## Problem to solve
Filter this material down to the lines that hold "安全防护保障", copying each one.

---------- Records for the task

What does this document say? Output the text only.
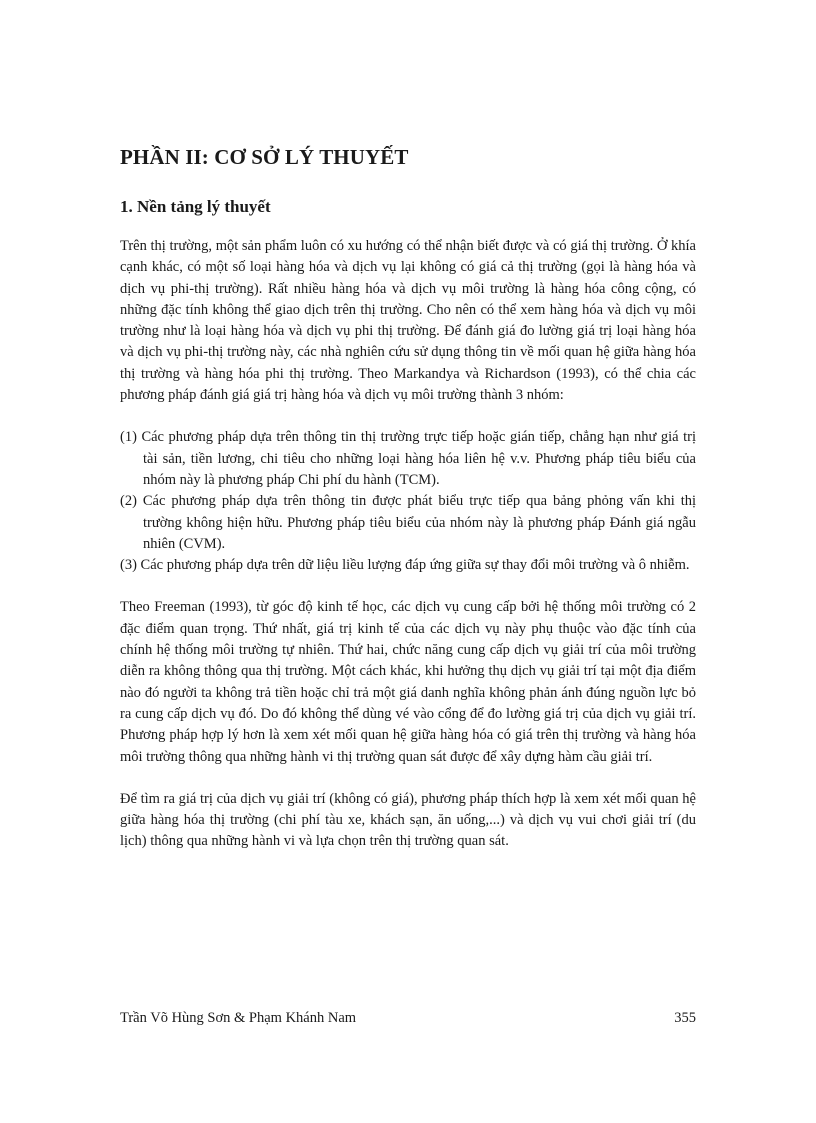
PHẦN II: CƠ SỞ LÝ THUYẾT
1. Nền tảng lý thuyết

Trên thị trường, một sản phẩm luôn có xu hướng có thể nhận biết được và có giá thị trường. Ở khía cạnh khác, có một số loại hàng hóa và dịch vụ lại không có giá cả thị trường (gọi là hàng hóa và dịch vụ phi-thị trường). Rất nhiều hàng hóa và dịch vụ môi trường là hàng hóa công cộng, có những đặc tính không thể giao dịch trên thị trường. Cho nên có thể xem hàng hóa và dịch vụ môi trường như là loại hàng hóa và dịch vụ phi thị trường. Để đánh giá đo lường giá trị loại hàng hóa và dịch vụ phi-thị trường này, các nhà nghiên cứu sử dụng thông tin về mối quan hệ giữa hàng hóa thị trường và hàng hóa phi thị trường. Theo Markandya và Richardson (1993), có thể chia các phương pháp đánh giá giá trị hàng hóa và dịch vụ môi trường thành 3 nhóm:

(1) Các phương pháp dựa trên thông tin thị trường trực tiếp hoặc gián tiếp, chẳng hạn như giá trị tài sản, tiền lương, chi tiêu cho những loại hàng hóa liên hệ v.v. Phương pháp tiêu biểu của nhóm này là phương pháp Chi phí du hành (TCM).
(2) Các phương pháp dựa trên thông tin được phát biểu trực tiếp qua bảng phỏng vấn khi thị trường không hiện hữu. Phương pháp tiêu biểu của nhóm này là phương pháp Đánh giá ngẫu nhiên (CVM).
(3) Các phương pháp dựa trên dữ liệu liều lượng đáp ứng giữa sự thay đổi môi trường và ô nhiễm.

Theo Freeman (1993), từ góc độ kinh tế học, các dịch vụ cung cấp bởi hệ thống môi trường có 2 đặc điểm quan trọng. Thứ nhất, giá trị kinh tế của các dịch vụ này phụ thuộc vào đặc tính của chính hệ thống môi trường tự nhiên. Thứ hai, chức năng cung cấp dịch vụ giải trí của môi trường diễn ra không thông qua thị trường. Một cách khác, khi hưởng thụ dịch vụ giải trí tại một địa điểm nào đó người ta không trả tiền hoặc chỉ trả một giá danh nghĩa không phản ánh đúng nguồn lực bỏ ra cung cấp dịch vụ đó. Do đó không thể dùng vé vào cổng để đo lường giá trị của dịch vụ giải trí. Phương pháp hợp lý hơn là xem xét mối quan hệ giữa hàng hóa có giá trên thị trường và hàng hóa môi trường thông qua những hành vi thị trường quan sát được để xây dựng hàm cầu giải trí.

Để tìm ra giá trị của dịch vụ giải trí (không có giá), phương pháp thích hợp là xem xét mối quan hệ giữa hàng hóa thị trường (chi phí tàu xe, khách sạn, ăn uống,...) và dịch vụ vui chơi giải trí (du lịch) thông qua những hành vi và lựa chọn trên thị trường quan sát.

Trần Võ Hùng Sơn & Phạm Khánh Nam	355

--------------------
---------- Records for the task

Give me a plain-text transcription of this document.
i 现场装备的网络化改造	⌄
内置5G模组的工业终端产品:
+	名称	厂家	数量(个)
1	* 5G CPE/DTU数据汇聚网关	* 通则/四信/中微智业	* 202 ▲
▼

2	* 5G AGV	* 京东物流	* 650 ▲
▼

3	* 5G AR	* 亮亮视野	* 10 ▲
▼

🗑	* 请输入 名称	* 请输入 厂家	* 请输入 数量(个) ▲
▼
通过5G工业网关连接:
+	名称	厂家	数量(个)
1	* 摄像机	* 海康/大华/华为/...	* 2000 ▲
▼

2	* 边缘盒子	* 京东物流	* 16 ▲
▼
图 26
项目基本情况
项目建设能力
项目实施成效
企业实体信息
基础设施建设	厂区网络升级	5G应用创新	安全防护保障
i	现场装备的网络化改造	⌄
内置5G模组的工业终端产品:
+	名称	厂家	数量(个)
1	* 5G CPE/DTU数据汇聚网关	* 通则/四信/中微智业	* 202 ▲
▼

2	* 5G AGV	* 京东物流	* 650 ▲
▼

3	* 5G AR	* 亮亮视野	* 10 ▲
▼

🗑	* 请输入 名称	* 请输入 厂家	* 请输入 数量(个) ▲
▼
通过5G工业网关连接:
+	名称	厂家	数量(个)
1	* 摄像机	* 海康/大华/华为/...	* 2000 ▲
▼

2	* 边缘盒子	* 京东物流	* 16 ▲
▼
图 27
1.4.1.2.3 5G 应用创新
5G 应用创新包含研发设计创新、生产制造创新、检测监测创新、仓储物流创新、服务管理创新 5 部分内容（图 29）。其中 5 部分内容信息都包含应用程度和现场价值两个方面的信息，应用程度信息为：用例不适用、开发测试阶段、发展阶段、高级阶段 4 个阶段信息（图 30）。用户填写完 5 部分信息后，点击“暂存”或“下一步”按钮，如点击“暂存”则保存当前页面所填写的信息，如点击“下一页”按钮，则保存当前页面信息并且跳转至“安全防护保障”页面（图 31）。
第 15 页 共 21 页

--------------------
---------- Records for the task

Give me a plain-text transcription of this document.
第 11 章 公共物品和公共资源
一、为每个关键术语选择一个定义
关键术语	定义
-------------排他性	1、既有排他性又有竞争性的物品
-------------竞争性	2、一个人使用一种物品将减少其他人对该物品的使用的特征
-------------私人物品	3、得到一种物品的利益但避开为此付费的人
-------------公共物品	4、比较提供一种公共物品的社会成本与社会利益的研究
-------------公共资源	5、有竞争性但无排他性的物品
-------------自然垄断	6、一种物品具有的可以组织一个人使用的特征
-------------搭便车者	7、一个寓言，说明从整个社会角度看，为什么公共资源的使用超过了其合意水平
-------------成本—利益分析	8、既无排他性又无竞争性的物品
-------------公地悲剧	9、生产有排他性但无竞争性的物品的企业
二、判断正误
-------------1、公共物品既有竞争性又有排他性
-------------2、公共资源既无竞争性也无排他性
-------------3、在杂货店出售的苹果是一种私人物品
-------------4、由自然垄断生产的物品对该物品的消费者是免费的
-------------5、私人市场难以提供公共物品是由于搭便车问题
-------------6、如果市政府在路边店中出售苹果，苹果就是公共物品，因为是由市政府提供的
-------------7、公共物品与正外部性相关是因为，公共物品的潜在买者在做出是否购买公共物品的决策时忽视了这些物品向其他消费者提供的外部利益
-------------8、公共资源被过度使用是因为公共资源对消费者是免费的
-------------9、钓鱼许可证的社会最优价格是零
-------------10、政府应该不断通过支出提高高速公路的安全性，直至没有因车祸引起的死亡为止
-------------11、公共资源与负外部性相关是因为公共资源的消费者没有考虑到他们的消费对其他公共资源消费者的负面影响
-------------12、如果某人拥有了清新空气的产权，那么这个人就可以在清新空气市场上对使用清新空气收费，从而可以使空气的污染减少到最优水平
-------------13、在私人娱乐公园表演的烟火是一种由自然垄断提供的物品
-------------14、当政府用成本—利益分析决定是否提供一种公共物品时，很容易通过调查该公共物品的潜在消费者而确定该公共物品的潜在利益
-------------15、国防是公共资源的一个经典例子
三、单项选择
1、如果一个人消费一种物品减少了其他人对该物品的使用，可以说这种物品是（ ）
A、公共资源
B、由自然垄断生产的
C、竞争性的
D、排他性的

--------------------

## Complete answer
基础设施建设	厂区网络升级	5G应用创新	安全防护保障
5G 应用创新包含研发设计创新、生产制造创新、检测监测创新、仓储物流创新、服务管理创新 5 部分内容（图 29）。其中 5 部分内容信息都包含应用程度和现场价值两个方面的信息，应用程度信息为：用例不适用、开发测试阶段、发展阶段、高级阶段 4 个阶段信息（图 30）。用户填写完 5 部分信息后，点击“暂存”或“下一步”按钮，如点击“暂存”则保存当前页面所填写的信息，如点击“下一页”按钮，则保存当前页面信息并且跳转至“安全防护保障”页面（图 31）。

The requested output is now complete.